**AIM**
Reproduce the records below exactly as given.

══ RECORDS SUPPLIED

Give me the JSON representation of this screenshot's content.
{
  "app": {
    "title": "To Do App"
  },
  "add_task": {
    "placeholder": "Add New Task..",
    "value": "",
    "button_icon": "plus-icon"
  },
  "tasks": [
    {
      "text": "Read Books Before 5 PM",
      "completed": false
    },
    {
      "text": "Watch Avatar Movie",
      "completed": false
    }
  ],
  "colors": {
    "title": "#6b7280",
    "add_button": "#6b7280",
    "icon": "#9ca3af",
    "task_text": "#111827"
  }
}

════

**RESPONSE**
Give me the JSON representation of this screenshot's content.
{
  "app": {
    "title": "To Do App"
  },
  "add_task": {
    "placeholder": "Add New Task..",
    "value": "",
    "button_icon": "plus-icon"
  },
  "tasks": [
    {
      "text": "Read Books Before 5 PM",
      "completed": false
    },
    {
      "text": "Watch Avatar Movie",
      "completed": false
    }
  ],
  "colors": {
    "title": "#6b7280",
    "add_button": "#6b7280",
    "icon": "#9ca3af",
    "task_text": "#111827"
  }
}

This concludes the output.